- Problem statement
Find and return each line containing "синего".

- Items

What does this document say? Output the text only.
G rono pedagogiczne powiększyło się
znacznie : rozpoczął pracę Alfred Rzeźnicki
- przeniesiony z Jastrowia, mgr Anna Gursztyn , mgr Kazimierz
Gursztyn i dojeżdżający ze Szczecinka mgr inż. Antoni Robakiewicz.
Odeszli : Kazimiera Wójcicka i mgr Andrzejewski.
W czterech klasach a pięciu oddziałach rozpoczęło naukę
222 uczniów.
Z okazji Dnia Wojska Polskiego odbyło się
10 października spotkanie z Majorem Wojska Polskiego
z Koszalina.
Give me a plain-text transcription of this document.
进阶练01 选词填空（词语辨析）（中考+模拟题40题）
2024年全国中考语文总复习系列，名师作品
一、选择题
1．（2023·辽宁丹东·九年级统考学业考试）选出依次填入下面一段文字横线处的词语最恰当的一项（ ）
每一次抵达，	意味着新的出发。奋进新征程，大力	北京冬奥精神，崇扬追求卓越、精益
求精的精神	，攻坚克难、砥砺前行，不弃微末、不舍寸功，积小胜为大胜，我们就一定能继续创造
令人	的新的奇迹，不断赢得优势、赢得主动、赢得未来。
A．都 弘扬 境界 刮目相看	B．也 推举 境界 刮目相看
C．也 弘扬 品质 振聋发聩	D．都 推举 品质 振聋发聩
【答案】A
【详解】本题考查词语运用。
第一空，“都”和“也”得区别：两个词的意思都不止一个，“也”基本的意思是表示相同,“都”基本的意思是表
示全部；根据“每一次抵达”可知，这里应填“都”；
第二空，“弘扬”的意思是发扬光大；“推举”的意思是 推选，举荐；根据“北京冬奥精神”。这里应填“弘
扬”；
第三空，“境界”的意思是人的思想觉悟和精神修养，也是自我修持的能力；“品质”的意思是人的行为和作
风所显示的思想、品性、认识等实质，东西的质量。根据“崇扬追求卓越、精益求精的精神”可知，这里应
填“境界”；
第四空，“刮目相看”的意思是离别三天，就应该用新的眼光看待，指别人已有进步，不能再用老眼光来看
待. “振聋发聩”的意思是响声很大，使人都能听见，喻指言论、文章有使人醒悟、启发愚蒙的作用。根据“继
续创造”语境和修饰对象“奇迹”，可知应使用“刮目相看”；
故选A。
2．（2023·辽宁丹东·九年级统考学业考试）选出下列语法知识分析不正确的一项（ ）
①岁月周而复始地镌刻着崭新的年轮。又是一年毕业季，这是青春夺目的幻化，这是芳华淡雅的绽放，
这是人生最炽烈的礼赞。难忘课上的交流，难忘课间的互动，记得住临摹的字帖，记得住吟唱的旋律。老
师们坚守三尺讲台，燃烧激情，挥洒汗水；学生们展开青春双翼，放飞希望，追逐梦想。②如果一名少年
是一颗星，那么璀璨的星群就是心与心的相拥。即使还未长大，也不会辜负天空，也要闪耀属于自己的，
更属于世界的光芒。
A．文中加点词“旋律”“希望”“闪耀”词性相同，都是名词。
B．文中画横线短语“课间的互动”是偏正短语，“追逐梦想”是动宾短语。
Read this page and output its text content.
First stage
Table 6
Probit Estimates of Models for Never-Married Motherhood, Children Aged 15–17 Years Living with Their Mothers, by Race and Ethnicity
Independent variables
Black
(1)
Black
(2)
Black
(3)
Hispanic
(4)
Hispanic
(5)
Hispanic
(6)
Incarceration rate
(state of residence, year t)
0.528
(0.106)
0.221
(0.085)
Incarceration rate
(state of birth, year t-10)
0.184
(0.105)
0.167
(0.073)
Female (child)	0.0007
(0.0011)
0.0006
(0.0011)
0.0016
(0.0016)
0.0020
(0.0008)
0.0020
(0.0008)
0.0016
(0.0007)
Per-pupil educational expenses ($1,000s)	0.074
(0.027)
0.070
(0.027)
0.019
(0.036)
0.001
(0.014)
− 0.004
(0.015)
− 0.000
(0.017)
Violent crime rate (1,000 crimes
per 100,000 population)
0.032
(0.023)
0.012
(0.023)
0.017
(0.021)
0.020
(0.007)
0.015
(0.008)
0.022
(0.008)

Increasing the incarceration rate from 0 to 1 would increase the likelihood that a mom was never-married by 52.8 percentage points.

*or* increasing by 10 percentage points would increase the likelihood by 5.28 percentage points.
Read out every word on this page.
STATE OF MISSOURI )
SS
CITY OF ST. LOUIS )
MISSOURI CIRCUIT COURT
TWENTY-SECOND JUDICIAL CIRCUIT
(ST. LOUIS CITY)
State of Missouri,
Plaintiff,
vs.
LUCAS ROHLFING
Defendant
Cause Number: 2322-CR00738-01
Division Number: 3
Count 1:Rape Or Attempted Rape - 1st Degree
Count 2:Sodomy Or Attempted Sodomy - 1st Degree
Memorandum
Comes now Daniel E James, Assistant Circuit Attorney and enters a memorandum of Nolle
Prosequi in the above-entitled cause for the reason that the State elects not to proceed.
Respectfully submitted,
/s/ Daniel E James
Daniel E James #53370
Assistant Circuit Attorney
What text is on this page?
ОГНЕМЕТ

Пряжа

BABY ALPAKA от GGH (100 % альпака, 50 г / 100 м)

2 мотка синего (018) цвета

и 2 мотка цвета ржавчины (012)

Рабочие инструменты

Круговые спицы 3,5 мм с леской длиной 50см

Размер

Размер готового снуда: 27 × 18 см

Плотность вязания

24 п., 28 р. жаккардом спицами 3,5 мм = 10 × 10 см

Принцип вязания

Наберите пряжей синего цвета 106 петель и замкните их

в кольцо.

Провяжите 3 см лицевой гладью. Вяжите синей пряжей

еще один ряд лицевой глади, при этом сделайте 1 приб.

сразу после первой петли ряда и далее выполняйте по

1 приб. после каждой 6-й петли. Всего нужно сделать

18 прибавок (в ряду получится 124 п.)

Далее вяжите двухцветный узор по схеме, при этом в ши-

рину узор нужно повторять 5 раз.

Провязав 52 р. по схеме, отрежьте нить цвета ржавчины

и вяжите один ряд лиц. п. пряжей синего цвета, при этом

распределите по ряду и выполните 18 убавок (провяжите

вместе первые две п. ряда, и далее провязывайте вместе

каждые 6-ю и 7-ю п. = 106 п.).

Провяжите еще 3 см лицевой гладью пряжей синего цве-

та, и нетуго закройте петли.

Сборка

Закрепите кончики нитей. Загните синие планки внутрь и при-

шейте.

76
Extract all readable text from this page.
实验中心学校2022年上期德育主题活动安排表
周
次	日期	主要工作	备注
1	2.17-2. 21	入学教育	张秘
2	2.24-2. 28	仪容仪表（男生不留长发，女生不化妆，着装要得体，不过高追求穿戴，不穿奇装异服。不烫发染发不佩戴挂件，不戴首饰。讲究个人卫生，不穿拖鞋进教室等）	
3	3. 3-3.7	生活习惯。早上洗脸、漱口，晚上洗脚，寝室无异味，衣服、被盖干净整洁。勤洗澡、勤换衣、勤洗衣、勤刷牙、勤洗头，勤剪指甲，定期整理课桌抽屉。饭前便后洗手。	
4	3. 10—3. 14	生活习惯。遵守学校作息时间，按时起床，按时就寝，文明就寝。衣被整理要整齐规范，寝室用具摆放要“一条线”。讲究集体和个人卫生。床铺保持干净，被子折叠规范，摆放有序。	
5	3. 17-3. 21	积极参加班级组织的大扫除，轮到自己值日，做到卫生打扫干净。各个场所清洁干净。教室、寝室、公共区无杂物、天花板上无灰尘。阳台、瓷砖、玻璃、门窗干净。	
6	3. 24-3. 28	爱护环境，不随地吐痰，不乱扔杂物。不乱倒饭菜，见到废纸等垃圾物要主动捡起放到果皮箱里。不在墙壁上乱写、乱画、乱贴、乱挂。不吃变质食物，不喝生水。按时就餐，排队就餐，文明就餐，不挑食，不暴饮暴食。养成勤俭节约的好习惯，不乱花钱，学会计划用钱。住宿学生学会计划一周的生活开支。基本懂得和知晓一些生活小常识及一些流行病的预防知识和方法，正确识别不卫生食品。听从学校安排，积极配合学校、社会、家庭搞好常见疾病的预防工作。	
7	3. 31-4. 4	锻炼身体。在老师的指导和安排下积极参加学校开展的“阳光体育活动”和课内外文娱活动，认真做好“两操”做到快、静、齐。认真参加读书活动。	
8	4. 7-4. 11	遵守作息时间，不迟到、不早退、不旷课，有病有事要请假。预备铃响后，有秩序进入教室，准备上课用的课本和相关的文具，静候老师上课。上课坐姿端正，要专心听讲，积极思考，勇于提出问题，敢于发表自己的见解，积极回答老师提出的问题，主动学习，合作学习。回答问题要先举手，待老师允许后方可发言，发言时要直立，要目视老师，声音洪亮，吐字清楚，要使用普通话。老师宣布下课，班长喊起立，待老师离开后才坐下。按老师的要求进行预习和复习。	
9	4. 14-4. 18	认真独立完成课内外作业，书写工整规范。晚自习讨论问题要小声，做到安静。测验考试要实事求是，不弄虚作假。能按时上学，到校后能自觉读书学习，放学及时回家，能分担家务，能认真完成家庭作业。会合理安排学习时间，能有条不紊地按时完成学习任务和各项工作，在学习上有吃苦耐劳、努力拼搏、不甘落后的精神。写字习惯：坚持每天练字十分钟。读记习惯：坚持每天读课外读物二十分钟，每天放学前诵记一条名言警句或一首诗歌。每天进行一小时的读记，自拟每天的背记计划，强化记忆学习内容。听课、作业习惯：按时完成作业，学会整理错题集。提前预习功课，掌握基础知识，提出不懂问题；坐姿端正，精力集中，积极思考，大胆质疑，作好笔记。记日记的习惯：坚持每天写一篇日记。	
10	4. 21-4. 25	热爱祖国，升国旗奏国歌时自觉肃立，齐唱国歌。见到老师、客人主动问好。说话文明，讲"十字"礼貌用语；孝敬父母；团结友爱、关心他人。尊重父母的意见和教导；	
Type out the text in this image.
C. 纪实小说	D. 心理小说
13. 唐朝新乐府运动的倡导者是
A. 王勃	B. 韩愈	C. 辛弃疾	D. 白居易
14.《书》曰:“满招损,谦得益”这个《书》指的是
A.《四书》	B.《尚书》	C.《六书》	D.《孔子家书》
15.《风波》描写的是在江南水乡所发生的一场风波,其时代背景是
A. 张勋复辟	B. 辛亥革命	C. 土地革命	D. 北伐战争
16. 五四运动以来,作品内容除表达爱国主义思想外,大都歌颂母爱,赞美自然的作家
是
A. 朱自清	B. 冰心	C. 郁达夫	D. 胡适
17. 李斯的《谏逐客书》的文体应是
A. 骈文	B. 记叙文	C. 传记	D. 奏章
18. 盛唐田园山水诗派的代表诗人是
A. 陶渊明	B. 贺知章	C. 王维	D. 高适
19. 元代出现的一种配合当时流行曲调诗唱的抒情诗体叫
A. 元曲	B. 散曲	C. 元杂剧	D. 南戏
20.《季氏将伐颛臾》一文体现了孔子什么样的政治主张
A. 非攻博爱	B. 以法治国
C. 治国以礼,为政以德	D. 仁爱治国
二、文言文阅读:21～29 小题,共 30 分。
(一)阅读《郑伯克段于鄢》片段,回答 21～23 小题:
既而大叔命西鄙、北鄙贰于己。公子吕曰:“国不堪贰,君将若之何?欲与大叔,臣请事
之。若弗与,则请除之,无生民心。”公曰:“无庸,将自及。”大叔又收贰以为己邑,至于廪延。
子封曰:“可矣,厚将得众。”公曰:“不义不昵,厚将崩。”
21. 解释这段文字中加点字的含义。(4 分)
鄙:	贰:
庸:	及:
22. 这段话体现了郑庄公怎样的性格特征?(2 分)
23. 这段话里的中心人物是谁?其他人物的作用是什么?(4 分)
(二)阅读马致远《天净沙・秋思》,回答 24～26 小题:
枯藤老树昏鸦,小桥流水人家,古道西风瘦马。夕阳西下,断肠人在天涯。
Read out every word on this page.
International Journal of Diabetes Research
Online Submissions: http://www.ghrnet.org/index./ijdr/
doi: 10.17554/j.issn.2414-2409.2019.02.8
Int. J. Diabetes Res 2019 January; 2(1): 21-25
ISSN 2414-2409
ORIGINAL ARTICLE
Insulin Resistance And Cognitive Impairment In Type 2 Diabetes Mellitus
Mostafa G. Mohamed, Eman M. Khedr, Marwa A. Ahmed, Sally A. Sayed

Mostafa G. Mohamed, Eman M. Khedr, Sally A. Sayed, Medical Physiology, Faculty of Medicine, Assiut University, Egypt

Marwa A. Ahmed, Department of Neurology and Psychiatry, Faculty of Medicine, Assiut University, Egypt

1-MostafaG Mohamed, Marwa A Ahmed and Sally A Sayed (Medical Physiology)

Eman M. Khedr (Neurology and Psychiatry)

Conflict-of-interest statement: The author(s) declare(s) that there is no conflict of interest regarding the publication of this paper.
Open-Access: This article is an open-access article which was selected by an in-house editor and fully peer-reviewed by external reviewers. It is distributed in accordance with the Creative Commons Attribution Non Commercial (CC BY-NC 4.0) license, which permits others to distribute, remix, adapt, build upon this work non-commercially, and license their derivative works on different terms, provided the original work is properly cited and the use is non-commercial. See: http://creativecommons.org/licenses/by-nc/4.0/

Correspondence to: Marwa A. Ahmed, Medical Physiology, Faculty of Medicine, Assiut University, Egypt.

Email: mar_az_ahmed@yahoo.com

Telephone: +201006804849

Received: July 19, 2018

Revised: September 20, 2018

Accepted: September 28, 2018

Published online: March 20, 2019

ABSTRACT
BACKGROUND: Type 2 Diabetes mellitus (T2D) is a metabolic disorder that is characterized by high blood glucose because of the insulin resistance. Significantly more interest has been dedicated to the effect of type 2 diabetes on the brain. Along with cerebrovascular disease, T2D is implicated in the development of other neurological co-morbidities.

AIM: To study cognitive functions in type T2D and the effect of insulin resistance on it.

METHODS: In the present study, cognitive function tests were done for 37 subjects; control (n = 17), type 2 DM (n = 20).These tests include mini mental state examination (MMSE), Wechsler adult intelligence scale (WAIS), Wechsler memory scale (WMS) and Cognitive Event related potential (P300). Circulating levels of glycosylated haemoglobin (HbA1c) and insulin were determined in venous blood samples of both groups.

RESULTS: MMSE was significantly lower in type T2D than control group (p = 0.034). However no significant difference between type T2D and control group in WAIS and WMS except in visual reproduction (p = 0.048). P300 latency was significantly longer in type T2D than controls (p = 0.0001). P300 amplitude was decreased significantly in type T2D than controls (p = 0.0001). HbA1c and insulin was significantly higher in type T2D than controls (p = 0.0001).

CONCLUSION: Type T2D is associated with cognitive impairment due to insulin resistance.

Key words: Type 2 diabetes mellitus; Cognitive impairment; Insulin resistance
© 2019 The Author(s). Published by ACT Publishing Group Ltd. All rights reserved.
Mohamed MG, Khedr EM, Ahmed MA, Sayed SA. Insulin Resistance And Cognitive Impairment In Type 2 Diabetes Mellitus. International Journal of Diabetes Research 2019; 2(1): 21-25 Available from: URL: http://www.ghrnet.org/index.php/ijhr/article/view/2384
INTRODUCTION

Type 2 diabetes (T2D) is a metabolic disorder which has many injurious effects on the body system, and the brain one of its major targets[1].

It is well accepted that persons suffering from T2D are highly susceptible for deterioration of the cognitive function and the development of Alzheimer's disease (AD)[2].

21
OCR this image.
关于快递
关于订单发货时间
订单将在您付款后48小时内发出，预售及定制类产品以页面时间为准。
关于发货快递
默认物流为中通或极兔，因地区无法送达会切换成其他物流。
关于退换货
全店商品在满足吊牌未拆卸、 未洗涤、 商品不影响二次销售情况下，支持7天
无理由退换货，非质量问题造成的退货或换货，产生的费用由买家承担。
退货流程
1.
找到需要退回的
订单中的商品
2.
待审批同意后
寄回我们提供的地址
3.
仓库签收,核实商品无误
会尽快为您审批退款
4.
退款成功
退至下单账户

- Exercise result
2 мотка синего (018) цвета
Наберите пряжей синего цвета 106 петель и замкните их
и вяжите один ряд лиц. п. пряжей синего цвета, при этом
Провяжите еще 3 см лицевой гладью пряжей синего цве-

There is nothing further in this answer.